#### WHAT IS BEING ASKED:
Please retype the section of the Rett syndrome text below that opens with the words containing "Rett Syndrome is" and closes with "and mental characteristics.", keeping every word and mark the same.

Detecting Rett Syndrome In Your Child

Rett Syndrome is a neuro-developmental disorder that affects the grey matter of the brain and is classified as an Autism Spectrum Disorder.

In fact, this is a condition that can easily be confused with autism and even Cerebral Palsy or Angelman Syndrome.

detecting-rett-syndromeIt is most commonly seen in girls and has many distinctive physical and mental characteristics.

Though symptoms can vary in type and severity, the following are symptoms that can help to identify the disorder, and which should watch out for:

  • Though the disorder may often be asymptomatic in early infancy, some cases do note symptoms such as loss of muscle tone, jerkiness of movement of the limbs, and difficulty in feeding. There could be problems in crawling or walking and less eye contact. In many cases, the symptoms only develop later and begin to appear gradually.
  • In many cases, though early growth may be normal, there is a slowing of development later and the ability to use the hands properly becomes impaired.
  • The growth of the head, the brain and the hands and feet also slows. There is the characteristic appearance of small hands and feet in this condition. Slowed growth is a feature of this disorder.
  • Loss of motor functions is among the most noticeable and problematic of symptoms noted in this disorder.
  • Seizures are also typically seen in a large proportion of those who have this disorder.
  • The child may lose the ability to speak and may develop non verbal communications skills.
  • Repetitive movements such as wringing of the hands are often seen. Sometimes there is the tendency to walk in unusual ways or to walk on the toes or a wide gaited walk. Odd expressions, loud laughing, strange actions and behavior such as clutching of hair or inexplicable and sudden screaming could also be symptoms.
  • There may be sleep problems noted.
  • There could be problems with eating and chewing and teeth grinding noted.
  • Cognitive difficulties are common as well; the loss of thinking abilities and communication skills can begin at the age of one to one and a half years of age.
  • There could also be breathing difficulties with manifestations such as breathe holding or apnea and hyperventilation and swallowing of air.
  • Agitation and irritability could characterize behavior; a child could cry and scream literally for house.
  • Physical symptoms such as constipation and digestive problems may be seen.
  • Curvature of the spine or scoliosis could happen between 8 and 11 years of age.
  • Irregular heart beat could be a life threatening symptom.

#### INFORMATION GIVEN:
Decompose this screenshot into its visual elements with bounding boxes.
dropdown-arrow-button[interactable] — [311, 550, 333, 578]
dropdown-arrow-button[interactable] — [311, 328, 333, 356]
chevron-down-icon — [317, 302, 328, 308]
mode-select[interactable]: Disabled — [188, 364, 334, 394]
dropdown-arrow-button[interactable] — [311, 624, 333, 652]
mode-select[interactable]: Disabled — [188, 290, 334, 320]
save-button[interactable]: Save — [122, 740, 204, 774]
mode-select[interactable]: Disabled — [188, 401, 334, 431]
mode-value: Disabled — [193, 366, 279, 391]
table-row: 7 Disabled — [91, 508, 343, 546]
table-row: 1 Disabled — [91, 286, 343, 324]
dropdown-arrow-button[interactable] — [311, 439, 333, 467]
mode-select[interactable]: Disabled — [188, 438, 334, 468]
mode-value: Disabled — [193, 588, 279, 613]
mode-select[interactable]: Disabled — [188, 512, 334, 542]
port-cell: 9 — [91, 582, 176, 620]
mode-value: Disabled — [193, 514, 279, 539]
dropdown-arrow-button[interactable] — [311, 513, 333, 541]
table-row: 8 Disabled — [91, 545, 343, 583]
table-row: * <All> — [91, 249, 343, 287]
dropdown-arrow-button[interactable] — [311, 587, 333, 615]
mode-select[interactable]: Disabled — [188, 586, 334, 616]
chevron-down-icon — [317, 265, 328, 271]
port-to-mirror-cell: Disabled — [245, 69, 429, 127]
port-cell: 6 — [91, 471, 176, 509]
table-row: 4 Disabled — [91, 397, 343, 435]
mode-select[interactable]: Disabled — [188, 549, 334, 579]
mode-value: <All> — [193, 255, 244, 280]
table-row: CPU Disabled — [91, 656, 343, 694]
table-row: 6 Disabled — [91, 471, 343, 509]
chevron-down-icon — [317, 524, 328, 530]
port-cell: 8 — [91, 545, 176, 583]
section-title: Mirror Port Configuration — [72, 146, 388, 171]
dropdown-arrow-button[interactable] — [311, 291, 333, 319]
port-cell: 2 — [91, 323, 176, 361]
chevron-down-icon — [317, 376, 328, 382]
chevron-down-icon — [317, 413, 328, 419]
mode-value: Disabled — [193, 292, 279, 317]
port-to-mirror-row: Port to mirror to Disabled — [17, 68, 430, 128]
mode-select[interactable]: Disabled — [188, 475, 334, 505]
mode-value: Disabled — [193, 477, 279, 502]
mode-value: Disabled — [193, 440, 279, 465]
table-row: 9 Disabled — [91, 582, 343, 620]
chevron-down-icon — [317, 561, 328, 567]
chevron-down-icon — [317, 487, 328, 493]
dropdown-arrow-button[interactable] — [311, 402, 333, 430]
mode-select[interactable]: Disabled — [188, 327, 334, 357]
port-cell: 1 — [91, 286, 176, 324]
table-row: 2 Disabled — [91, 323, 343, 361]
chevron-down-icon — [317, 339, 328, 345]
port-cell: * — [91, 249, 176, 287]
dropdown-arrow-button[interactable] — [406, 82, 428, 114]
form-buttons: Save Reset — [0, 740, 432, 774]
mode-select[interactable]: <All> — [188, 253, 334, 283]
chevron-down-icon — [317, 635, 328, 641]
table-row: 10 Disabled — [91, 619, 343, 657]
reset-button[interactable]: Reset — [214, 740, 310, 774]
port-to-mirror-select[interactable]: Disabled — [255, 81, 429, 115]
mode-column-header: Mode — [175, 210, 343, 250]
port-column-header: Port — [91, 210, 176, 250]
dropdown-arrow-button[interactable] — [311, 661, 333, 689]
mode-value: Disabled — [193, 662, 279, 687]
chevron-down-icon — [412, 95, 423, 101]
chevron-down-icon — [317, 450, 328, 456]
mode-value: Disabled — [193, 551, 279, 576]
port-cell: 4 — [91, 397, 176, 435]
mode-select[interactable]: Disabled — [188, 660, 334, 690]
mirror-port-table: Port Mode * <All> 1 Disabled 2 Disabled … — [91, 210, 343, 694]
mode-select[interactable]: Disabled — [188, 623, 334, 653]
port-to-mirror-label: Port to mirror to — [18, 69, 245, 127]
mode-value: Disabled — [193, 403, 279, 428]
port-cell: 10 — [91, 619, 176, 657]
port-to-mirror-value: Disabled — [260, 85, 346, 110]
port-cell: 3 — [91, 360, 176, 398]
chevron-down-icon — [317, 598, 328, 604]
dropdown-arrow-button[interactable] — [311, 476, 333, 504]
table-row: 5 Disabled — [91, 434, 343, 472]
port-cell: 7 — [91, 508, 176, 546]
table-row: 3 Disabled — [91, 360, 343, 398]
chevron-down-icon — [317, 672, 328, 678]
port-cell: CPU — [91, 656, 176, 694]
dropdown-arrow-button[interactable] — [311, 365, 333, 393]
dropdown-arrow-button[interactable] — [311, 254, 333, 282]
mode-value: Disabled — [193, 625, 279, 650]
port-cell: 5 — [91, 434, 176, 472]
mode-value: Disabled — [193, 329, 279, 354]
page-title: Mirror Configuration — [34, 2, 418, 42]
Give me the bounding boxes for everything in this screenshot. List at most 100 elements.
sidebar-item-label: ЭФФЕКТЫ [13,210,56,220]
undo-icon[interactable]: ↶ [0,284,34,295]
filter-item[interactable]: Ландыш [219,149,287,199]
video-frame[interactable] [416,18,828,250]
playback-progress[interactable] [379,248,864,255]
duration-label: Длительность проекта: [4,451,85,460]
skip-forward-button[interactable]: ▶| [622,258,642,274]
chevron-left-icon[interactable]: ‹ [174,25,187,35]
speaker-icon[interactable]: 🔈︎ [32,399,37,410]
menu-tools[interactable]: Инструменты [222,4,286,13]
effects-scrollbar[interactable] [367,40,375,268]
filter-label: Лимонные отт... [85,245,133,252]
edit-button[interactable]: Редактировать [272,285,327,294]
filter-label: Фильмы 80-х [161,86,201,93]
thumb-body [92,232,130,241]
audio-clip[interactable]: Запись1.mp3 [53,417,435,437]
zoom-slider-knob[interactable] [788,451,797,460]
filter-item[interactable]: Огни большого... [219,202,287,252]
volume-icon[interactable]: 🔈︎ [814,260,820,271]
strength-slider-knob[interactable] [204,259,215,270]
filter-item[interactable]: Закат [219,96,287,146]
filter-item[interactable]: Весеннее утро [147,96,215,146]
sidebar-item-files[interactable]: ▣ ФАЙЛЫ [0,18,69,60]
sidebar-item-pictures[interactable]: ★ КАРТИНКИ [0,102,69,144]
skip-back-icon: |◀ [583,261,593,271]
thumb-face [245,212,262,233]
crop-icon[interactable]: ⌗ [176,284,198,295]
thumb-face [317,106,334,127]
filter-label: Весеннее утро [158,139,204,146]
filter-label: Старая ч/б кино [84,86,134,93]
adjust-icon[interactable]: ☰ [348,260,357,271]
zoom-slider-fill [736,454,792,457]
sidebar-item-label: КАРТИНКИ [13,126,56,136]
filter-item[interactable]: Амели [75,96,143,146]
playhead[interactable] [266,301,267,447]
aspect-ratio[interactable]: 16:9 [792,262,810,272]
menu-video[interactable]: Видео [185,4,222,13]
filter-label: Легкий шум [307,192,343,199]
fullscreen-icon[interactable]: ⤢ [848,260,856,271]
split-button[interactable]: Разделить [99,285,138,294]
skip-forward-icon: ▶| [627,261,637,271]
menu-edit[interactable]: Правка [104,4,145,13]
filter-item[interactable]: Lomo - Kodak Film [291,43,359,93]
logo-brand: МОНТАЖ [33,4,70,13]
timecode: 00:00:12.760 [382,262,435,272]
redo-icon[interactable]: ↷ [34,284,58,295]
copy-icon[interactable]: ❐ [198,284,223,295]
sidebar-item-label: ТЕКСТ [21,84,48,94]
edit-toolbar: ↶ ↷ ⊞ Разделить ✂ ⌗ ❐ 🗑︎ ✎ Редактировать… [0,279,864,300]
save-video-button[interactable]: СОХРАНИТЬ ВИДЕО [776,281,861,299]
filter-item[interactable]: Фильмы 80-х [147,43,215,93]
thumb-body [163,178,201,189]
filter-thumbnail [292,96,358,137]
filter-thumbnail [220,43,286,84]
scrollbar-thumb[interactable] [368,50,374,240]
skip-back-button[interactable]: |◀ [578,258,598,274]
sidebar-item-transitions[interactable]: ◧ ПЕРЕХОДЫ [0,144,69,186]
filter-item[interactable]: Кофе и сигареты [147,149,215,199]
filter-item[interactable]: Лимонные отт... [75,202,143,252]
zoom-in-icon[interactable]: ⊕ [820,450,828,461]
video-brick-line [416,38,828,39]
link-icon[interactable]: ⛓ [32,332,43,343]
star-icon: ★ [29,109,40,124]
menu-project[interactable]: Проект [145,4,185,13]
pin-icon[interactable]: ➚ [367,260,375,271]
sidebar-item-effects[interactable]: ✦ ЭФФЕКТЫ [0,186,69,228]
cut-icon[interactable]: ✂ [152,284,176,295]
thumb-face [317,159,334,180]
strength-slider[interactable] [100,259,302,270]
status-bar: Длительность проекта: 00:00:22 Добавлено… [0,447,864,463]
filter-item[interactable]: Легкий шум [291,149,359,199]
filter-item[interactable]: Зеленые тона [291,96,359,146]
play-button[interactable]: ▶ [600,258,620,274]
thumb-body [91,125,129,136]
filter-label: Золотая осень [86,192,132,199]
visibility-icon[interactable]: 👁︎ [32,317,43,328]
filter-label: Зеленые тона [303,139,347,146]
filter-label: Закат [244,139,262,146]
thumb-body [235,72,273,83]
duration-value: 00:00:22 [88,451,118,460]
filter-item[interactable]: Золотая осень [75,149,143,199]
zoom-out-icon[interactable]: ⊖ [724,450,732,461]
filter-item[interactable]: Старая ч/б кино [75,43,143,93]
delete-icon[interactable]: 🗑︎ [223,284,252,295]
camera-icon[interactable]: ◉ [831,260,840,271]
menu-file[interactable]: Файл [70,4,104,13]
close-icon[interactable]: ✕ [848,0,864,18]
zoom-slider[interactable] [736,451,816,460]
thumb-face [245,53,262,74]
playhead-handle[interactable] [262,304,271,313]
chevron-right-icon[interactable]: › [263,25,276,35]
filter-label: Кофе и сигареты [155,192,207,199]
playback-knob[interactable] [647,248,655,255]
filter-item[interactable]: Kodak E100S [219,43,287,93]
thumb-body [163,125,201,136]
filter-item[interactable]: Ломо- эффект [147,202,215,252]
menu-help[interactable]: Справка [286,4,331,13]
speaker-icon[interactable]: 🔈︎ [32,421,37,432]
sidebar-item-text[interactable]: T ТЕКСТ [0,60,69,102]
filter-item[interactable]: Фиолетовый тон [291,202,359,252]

#### SOLUTION FOR THIS EXERCISE:
Rett Syndrome is a neuro-developmental disorder that affects the grey matter of the brain and is classified as an Autism Spectrum Disorder.

In fact, this is a condition that can easily be confused with autism and even Cerebral Palsy or Angelman Syndrome.

detecting-rett-syndromeIt is most commonly seen in girls and has many distinctive physical and mental characteristics.